# Task statement:
Look through the entries below and show every line containing the word "dient".

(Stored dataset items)
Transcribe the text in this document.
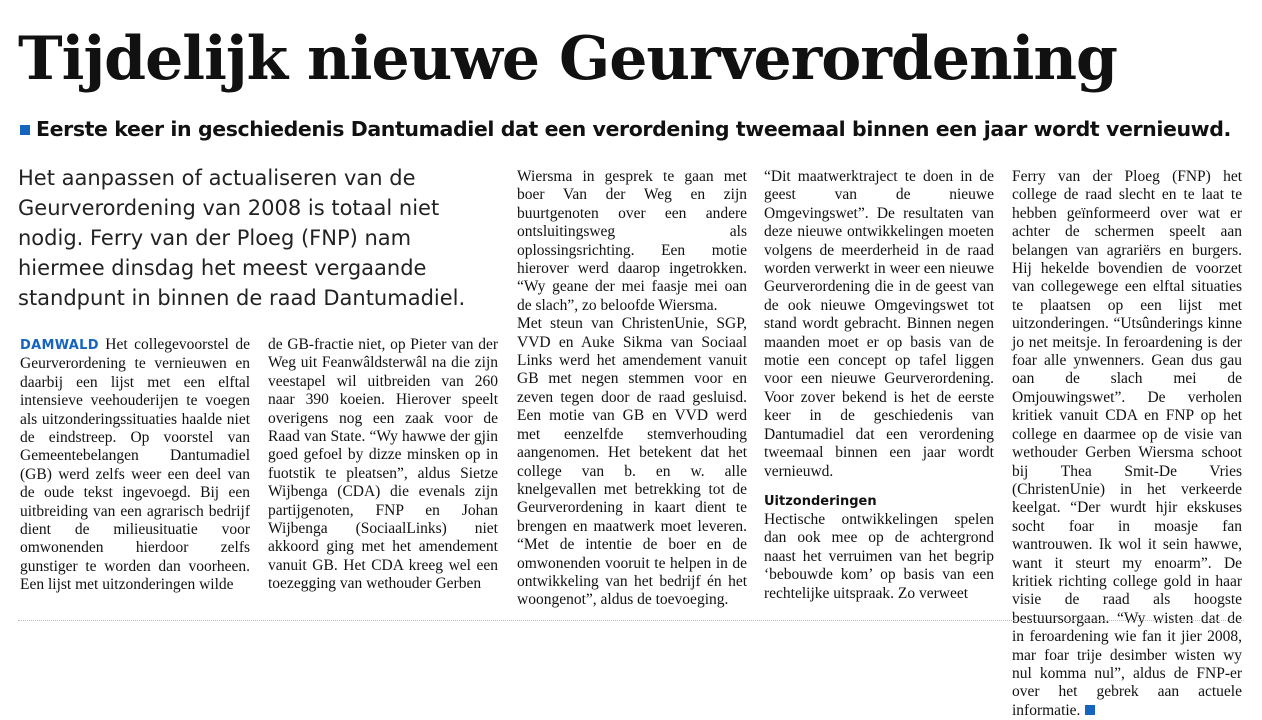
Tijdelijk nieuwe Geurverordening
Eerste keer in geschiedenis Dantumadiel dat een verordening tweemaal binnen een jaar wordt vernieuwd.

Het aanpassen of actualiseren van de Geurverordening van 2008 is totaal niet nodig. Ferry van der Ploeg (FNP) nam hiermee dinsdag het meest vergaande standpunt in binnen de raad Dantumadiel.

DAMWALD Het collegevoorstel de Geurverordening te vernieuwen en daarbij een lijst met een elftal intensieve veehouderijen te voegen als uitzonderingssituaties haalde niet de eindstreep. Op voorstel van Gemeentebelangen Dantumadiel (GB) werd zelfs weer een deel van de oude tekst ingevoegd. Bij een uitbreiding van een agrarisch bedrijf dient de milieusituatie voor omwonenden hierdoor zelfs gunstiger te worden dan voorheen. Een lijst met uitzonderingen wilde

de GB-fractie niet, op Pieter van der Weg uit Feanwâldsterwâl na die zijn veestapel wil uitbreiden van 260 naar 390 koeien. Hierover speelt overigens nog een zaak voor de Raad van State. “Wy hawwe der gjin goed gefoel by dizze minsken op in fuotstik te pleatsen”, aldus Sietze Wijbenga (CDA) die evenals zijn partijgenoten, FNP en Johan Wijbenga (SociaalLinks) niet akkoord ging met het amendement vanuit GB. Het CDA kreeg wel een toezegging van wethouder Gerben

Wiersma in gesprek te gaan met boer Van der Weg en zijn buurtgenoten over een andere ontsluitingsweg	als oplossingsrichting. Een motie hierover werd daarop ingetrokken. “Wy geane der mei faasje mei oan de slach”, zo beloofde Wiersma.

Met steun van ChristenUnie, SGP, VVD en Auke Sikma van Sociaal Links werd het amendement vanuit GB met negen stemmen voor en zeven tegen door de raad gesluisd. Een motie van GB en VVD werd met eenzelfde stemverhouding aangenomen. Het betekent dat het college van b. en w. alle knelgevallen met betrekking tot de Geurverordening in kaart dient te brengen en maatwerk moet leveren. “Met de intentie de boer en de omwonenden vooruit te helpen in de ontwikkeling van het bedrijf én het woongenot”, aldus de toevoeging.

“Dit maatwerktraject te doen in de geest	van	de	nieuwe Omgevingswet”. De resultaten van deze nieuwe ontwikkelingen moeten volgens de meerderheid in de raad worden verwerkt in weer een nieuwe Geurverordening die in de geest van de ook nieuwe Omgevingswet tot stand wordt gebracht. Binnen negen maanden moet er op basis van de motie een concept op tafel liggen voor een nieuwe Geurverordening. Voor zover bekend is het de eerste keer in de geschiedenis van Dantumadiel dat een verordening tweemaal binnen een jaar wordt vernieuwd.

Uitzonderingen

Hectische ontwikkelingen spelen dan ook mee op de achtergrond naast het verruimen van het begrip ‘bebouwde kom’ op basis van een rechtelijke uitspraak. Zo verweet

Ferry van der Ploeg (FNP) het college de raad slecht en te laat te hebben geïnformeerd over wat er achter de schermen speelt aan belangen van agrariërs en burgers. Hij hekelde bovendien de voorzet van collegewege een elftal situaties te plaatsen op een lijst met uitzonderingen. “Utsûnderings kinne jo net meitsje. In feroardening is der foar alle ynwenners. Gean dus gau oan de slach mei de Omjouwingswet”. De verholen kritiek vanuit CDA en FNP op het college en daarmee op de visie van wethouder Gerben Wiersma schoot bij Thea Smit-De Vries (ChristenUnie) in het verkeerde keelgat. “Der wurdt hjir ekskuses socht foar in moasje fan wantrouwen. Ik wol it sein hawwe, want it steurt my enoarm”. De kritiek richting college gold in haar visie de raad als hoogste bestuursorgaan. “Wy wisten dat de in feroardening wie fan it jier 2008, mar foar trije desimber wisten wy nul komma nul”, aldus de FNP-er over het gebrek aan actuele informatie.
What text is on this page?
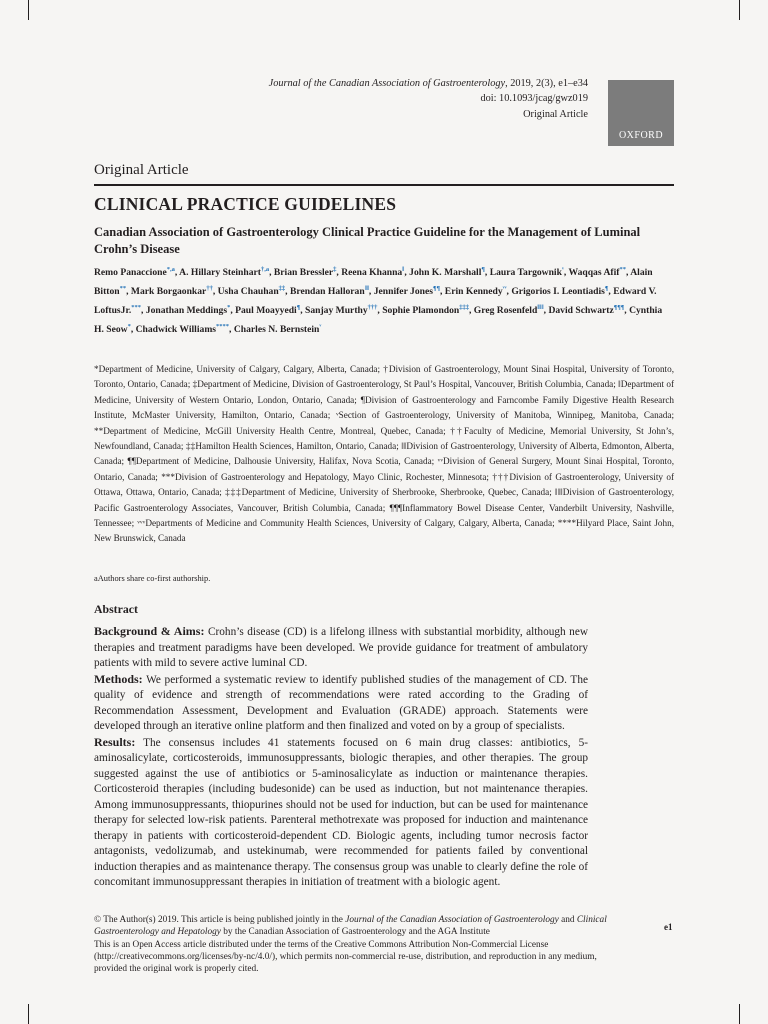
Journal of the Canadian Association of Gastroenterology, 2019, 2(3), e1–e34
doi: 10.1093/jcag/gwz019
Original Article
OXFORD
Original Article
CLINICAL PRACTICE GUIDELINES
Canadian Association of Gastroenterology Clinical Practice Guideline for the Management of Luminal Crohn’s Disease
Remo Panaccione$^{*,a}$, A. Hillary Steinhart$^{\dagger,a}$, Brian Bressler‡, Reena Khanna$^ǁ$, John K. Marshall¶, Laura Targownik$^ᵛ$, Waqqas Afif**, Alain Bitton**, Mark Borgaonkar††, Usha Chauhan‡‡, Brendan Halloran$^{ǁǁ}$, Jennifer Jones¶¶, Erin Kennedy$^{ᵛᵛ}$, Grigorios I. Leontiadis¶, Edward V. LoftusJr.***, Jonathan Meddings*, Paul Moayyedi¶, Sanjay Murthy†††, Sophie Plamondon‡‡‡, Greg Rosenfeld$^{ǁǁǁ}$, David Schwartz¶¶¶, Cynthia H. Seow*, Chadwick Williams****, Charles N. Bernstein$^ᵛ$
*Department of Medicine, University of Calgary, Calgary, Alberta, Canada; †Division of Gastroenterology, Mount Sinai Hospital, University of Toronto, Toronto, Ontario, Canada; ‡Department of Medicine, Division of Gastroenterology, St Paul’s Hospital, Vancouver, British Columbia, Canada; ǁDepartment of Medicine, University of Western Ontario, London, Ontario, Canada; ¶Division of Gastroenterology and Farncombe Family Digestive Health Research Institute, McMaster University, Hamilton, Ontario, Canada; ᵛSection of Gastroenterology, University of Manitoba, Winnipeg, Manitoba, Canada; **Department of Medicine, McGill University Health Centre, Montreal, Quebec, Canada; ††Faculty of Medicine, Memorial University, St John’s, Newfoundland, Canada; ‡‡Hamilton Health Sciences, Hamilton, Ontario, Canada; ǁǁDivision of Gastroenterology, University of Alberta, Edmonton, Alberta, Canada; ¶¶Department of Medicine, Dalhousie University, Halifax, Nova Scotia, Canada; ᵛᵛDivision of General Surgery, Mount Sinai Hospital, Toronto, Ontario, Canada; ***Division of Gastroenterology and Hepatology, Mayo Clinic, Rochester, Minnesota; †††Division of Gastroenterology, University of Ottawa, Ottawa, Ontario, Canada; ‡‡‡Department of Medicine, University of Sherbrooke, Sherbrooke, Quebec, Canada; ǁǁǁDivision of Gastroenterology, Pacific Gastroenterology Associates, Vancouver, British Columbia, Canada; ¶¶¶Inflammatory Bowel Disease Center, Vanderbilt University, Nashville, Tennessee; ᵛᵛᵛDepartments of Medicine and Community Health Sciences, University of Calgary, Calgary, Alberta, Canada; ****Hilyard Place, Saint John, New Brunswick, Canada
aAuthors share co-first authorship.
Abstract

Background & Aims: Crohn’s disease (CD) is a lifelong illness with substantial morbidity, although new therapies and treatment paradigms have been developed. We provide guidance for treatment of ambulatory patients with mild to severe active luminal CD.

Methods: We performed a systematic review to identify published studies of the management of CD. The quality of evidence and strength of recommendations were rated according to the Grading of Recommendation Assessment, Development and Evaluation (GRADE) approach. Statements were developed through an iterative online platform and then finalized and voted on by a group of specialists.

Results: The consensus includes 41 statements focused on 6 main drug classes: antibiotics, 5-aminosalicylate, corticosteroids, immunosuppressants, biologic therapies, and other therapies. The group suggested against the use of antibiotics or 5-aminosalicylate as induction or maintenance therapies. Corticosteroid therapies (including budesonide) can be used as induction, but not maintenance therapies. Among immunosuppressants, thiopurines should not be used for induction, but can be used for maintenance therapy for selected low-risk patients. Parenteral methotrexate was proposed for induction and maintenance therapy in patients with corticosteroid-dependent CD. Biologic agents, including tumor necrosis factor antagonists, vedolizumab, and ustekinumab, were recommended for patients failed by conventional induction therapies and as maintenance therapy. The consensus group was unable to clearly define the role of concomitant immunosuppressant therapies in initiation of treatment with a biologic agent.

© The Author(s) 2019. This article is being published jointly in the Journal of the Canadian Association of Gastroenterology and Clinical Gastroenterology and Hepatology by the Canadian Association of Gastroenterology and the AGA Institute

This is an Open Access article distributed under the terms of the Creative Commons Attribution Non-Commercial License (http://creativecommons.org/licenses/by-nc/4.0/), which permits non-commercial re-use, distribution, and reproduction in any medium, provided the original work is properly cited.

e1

# Answer space:
DAMWALD Het collegevoorstel de Geurverordening te vernieuwen en daarbij een lijst met een elftal intensieve veehouderijen te voegen als uitzonderingssituaties haalde niet de eindstreep. Op voorstel van Gemeentebelangen Dantumadiel (GB) werd zelfs weer een deel van de oude tekst ingevoegd. Bij een uitbreiding van een agrarisch bedrijf dient de milieusituatie voor omwonenden hierdoor zelfs gunstiger te worden dan voorheen. Een lijst met uitzonderingen wilde
Met steun van ChristenUnie, SGP, VVD en Auke Sikma van Sociaal Links werd het amendement vanuit GB met negen stemmen voor en zeven tegen door de raad gesluisd. Een motie van GB en VVD werd met eenzelfde stemverhouding aangenomen. Het betekent dat het college van b. en w. alle knelgevallen met betrekking tot de Geurverordening in kaart dient te brengen en maatwerk moet leveren. “Met de intentie de boer en de omwonenden vooruit te helpen in de ontwikkeling van het bedrijf én het woongenot”, aldus de toevoeging.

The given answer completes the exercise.